═════ Supplied passage ═════

This paper proposes a type-directed operational semantics (TDOS) for λ_i^{:}: a calculus with intersection types and a merge operator. The calculus is inspired by two closely related calculi by Dunfield (2014) and Oliveira et al. (2016). Although Dunfield proposes a direct small-step semantics for her calculus, her semantics lacks both determinism and subject-reduction. Using our TDOS we obtain a direct semantics for λ_i^{:} that has both properties. To fully obtain determinism, the λ_i^{:} calculus employs a disjointness restriction proposed in Oliveira et al.’s λ_i calculus. As an added benefit the TDOS approach deals with recursion in a straightforward way, unlike λ_i and subsequent calculi where recursion is problematic. To further relate λ_i^{:} to the calculi by Dunfield and Oliveira et al. we show two results. Firstly, the semantics of λ_i^{:} is sound with respect to Dunfield’s small-step semantics. Secondly, we show that the type system of λ_i^{:} is complete with respect to the λ_i type system. All results have been fully formalized in the Coq theorem prover.

═════ Provided material ═════

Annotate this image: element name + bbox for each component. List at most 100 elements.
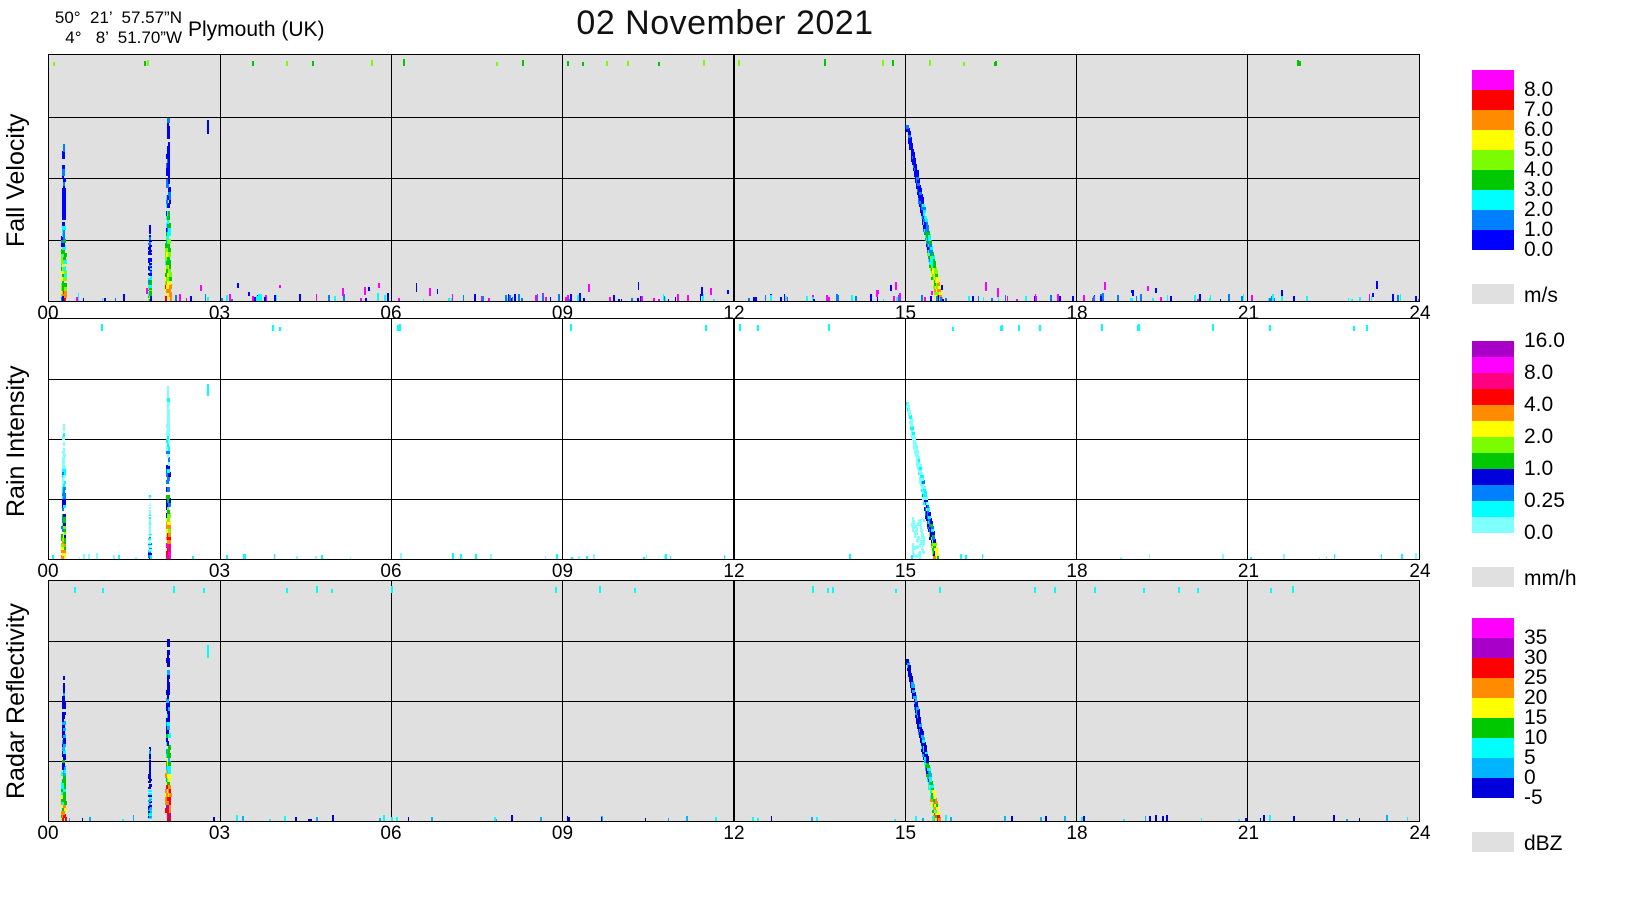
plume-bin — [918, 555, 921, 559]
streak-bin — [936, 809, 940, 813]
spike-bin — [148, 253, 152, 256]
spike-bin — [167, 190, 171, 196]
plume-bin — [915, 524, 918, 529]
baseline-bin — [200, 285, 202, 291]
spike-bin — [168, 760, 171, 766]
baseline-bin — [1415, 553, 1418, 559]
horizontal-gridline — [49, 116, 1419, 118]
streak-bin — [926, 227, 930, 232]
spike-bin — [167, 215, 170, 221]
spike-bin — [62, 423, 65, 428]
spike-bin — [167, 397, 170, 403]
spike-bin — [63, 246, 66, 251]
panel-fall-velocity-plot[interactable] — [48, 54, 1420, 302]
spike-bin — [166, 122, 170, 128]
streak-bin — [920, 474, 924, 479]
streak-bin — [917, 458, 921, 462]
baseline-bin — [1123, 818, 1126, 821]
spike-bin — [168, 524, 171, 530]
colorbar-band — [1472, 718, 1514, 738]
streak-bin — [935, 272, 939, 277]
streak-bin — [916, 706, 919, 710]
baseline-bin — [1269, 297, 1271, 301]
spike-bin — [61, 794, 64, 799]
streak-bin — [932, 534, 936, 538]
spike-bin — [62, 714, 65, 719]
spike-bin — [62, 701, 66, 706]
baseline-bin — [1197, 298, 1200, 301]
sparse-bin — [1298, 60, 1301, 67]
streak-bin — [935, 803, 939, 808]
baseline-bin — [495, 819, 498, 821]
streak-bin — [924, 221, 927, 226]
spike-bin — [148, 258, 152, 260]
colorbar-unit-label: m/s — [1524, 284, 1558, 307]
spike-bin — [148, 549, 152, 551]
plume-bin — [914, 528, 917, 532]
sparse-bin — [599, 585, 602, 593]
streak-bin — [932, 792, 936, 796]
plume-bin — [922, 541, 925, 545]
baseline-bin — [1272, 294, 1275, 301]
baseline-bin — [77, 293, 80, 301]
spike-bin — [166, 539, 170, 545]
spike-bin — [62, 465, 66, 470]
streak-bin — [919, 725, 923, 730]
colorbar-tick-label: 8.0 — [1524, 78, 1554, 101]
spike-bin — [149, 266, 152, 269]
baseline-bin — [342, 287, 344, 296]
spike-bin — [149, 292, 153, 295]
spike-bin — [63, 528, 66, 533]
plume-bin — [918, 522, 921, 526]
spike-bin — [148, 785, 152, 788]
spike-bin — [168, 733, 171, 739]
streak-bin — [923, 493, 928, 498]
baseline-bin — [510, 814, 513, 821]
spike-bin — [148, 553, 152, 555]
spike-bin — [63, 724, 66, 729]
spike-bin — [148, 287, 151, 290]
spike-bin — [62, 740, 66, 745]
baseline-bin — [96, 553, 99, 559]
spike-bin — [166, 434, 169, 440]
baseline-bin — [256, 294, 259, 301]
colorbar-band — [1472, 698, 1514, 718]
baseline-bin — [377, 293, 379, 301]
streak-bin — [929, 523, 933, 527]
spike-bin — [62, 164, 66, 169]
spike-bin — [148, 775, 152, 778]
baseline-bin — [714, 817, 717, 821]
baseline-bin — [1119, 556, 1122, 559]
baseline-bin — [179, 294, 182, 301]
spike-bin — [148, 525, 152, 528]
spike-bin — [61, 797, 65, 802]
spike-bin — [64, 765, 67, 770]
baseline-bin — [430, 817, 433, 821]
panel-radar-reflectivity-plot[interactable] — [48, 580, 1420, 822]
xtick-03: 03 — [208, 823, 231, 844]
streak-bin — [926, 773, 930, 777]
baseline-bin — [549, 296, 552, 301]
spike-bin — [62, 765, 65, 770]
spike-bin — [148, 294, 152, 297]
baseline-bin — [915, 816, 918, 821]
spike-bin — [166, 263, 169, 269]
spike-bin — [166, 472, 169, 477]
baseline-bin — [764, 294, 767, 301]
panel-rain-intensity-plot[interactable] — [48, 318, 1420, 560]
colorbar-tick-label: 7.0 — [1524, 98, 1554, 121]
spike-bin — [166, 464, 169, 470]
baseline-bin — [204, 293, 207, 301]
horizontal-gridline — [49, 379, 1419, 381]
spike-bin — [149, 815, 152, 818]
spike-bin — [61, 534, 64, 539]
baseline-bin — [1083, 295, 1085, 301]
spike-bin — [166, 697, 169, 703]
streak-bin — [928, 531, 932, 535]
spike-bin — [148, 795, 152, 797]
spike-bin — [62, 486, 65, 491]
streak-bin — [907, 130, 911, 135]
spike-bin — [169, 792, 172, 798]
spike-bin — [63, 794, 66, 799]
baseline-bin — [511, 297, 514, 301]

═════

Set tasks
1. List every property or result that the abstract on type-directed operational semantics claims for λ_i^{:} and its semantics.
2. Carry on the abstract on type-directed operational semantics, writing what would follow its last sentence.

Answers to each task
1.
- Determinism
- Subject-reduction
- Straightforward handling of recursion
- Soundness of its semantics with respect to Dunfield's small-step semantics
- Completeness of its type system with respect to the λ_i type system
- Full formalization of all results in the Coq theorem prover

2.
Cite as
Xuejing Huang and Bruno C. d. S. Oliveira. A Type-Directed Operational Semantics For a Calculus with a Merge Operator. In 34th European Conference on Object-Oriented Programming (ECOOP 2020). Leibniz International Proceedings in Informatics (LIPIcs), Volume 166, pp. 26:1-26:32, Schloss Dagstuhl – Leibniz-Zentrum für Informatik (2020)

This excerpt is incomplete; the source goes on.